Give only the number of lines where "trong" occurs.

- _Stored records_
"""

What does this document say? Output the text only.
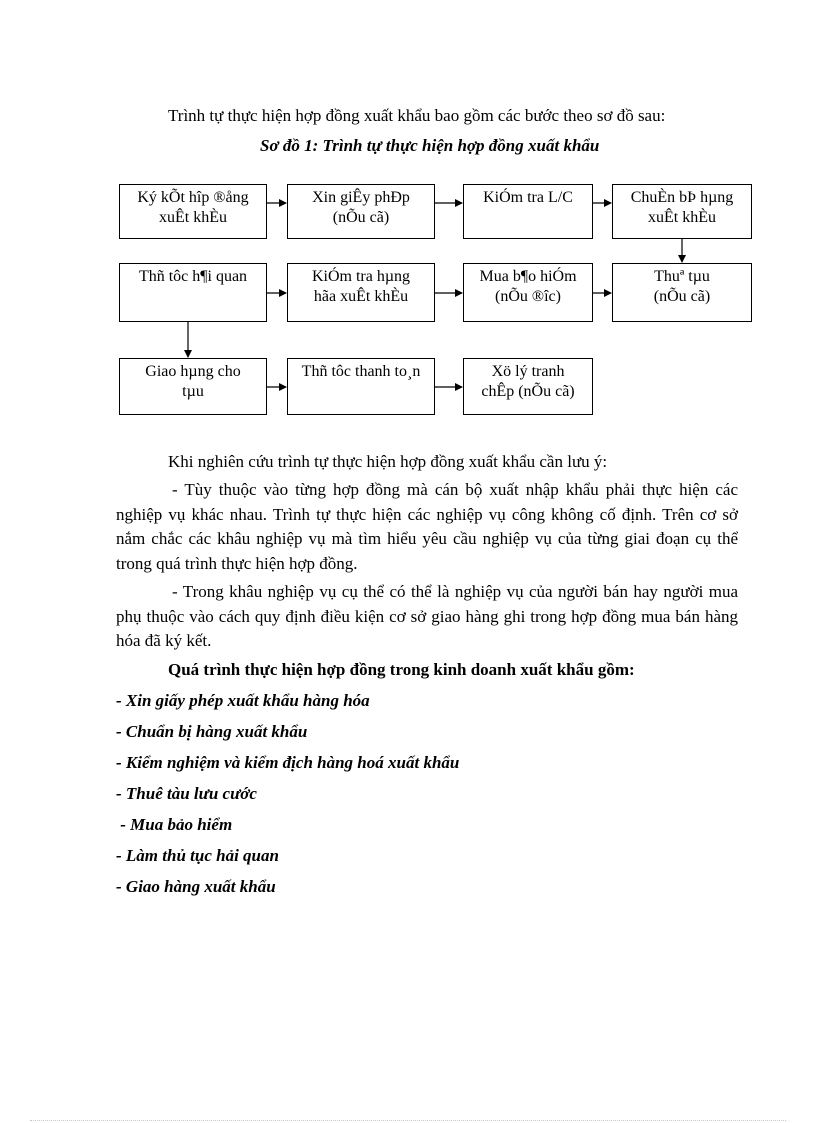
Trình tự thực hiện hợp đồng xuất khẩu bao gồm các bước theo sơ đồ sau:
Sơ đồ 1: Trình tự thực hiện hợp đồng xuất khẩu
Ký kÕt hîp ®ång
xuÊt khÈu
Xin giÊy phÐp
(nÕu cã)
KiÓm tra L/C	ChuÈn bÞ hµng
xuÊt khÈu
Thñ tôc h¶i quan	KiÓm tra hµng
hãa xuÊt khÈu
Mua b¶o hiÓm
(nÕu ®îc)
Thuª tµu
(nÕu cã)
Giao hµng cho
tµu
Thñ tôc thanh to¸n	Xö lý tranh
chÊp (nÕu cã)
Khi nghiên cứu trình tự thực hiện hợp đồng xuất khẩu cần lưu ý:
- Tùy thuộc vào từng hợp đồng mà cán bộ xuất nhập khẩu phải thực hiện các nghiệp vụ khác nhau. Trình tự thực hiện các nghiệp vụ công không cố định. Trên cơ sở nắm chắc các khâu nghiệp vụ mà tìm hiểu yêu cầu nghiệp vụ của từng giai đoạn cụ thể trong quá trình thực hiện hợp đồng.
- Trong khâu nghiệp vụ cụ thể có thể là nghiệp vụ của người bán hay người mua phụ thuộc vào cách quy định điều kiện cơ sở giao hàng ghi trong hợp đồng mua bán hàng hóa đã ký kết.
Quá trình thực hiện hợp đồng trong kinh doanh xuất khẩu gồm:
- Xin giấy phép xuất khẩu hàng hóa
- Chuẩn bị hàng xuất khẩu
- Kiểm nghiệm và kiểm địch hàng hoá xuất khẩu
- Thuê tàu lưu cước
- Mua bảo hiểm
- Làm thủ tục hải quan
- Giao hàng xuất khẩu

"""
"""

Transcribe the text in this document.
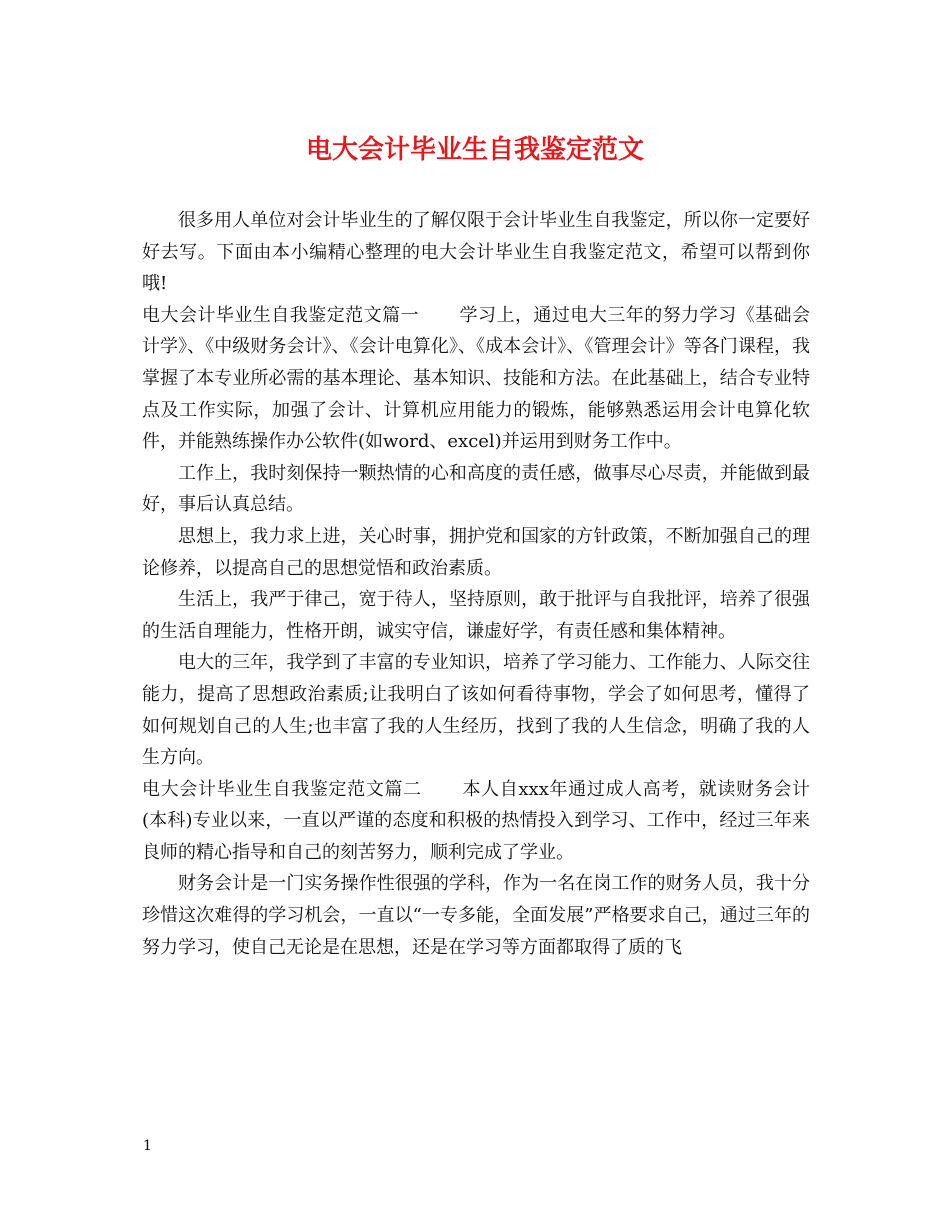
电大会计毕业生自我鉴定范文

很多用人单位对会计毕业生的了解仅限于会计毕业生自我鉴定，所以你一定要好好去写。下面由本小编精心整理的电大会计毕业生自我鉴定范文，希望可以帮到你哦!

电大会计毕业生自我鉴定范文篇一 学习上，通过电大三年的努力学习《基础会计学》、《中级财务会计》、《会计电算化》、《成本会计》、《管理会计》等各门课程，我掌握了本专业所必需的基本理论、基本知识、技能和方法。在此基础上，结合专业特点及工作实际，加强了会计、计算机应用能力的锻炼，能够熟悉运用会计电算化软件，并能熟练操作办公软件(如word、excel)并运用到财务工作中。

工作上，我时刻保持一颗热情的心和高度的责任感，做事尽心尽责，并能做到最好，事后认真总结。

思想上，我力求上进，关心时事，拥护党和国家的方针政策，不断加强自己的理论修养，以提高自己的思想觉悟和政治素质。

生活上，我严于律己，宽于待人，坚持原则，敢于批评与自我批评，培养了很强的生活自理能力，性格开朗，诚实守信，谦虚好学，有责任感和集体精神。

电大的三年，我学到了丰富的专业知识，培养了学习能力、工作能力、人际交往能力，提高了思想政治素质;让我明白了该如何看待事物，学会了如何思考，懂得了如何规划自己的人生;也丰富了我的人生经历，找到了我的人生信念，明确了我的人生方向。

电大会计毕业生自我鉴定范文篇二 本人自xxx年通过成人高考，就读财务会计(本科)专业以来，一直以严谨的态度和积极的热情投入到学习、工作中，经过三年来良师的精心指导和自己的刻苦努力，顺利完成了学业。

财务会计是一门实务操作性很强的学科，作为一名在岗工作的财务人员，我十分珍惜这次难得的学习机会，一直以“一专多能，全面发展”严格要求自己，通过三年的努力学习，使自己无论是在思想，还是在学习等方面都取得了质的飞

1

"""

- _SOLUTION BELOW_
3